[Records contained in a dataset]
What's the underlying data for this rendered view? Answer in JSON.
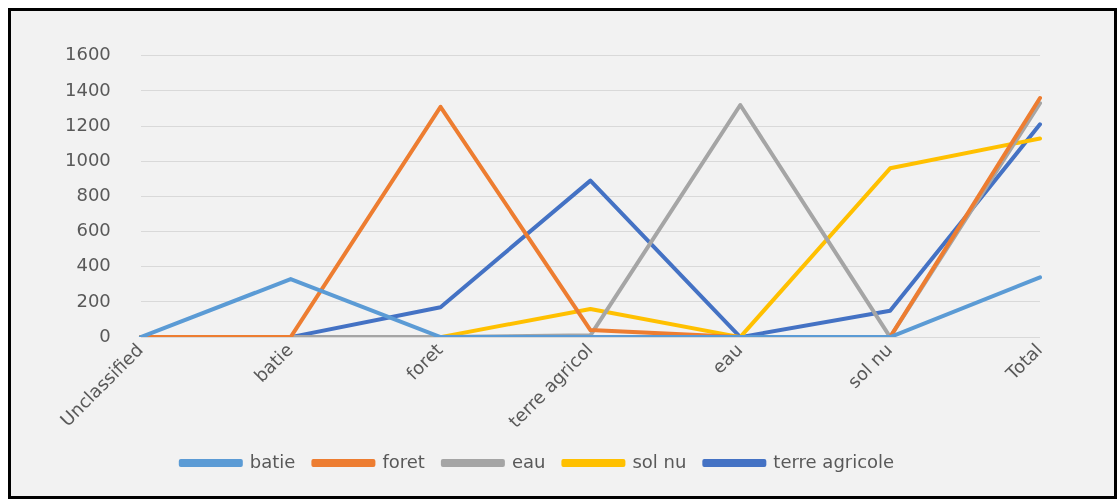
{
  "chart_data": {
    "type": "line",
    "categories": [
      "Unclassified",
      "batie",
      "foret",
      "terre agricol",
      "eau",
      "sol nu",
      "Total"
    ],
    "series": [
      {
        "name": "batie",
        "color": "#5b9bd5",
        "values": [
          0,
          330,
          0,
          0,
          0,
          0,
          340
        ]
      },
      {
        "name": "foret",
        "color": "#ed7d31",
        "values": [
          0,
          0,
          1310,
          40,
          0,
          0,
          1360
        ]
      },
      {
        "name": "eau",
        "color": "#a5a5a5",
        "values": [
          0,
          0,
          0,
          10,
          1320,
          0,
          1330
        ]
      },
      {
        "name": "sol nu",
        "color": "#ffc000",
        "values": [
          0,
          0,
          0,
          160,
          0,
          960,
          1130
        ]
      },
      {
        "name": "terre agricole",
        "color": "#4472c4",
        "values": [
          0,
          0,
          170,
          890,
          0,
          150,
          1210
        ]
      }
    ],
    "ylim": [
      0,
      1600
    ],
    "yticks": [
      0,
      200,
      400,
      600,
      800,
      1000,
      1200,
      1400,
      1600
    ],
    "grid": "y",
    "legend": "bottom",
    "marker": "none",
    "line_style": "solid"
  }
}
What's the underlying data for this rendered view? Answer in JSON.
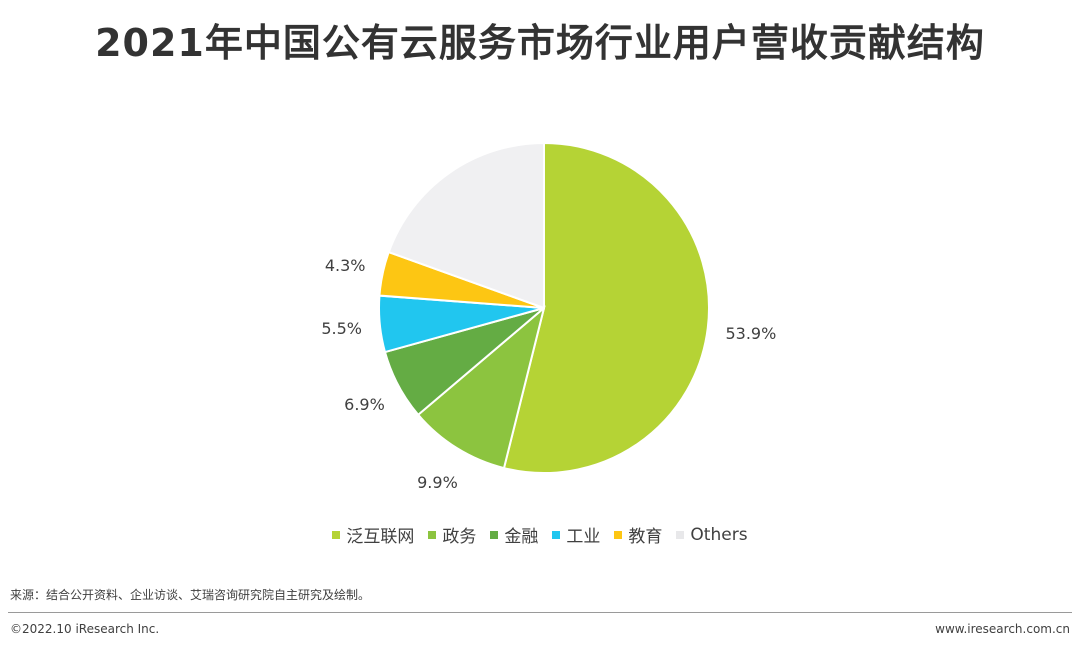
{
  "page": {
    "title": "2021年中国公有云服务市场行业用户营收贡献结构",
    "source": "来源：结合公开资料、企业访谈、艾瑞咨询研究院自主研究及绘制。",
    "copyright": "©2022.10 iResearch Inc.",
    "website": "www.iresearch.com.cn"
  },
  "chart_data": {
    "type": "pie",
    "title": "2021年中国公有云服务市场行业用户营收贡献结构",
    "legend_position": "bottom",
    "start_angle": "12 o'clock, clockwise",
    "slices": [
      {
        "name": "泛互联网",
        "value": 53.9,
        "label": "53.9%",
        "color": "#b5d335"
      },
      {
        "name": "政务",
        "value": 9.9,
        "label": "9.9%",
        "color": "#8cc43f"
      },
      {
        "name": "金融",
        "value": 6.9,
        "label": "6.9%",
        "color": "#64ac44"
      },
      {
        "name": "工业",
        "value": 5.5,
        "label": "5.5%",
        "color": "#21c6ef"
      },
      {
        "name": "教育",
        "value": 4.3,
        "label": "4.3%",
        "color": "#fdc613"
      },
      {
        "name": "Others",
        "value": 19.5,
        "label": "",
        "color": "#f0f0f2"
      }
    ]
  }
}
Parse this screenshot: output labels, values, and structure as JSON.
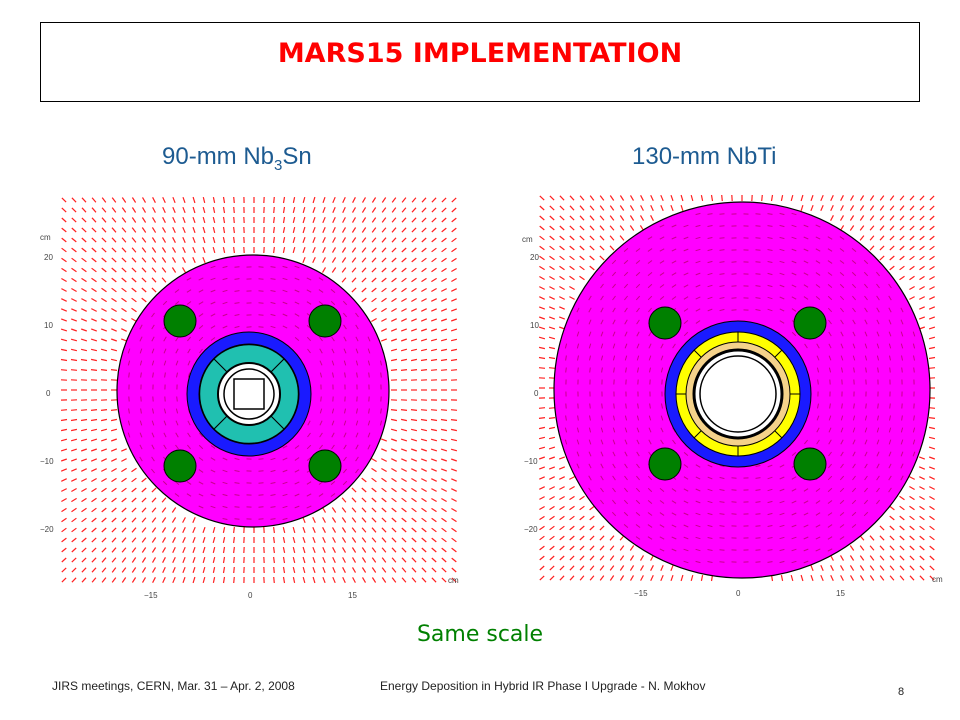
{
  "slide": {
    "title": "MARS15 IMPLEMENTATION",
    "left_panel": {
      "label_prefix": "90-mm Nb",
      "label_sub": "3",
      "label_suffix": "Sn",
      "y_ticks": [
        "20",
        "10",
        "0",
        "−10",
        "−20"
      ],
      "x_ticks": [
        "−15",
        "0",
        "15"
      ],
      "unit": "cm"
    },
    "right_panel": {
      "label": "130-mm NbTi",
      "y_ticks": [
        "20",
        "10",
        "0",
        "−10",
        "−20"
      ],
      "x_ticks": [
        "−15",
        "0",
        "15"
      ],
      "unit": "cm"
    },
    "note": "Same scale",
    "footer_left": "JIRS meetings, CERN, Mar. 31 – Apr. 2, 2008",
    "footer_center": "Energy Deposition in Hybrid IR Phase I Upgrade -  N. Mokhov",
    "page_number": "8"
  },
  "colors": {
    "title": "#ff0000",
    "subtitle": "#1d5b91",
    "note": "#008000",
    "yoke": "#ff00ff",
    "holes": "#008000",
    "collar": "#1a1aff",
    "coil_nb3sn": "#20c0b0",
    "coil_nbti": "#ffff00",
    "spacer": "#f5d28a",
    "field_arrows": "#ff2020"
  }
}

§ **WORK REQUIRED**:
Extract each line from the listing that holds the word "name".

§ **RESPONSE TO THE EXERCISE**:
        "name": "batie",
        "name": "foret",
        "name": "eau",
        "name": "sol nu",
        "name": "terre agricole",
        "name": "泛互联网",
        "name": "政务",
        "name": "金融",
        "name": "工业",
        "name": "教育",
        "name": "Others",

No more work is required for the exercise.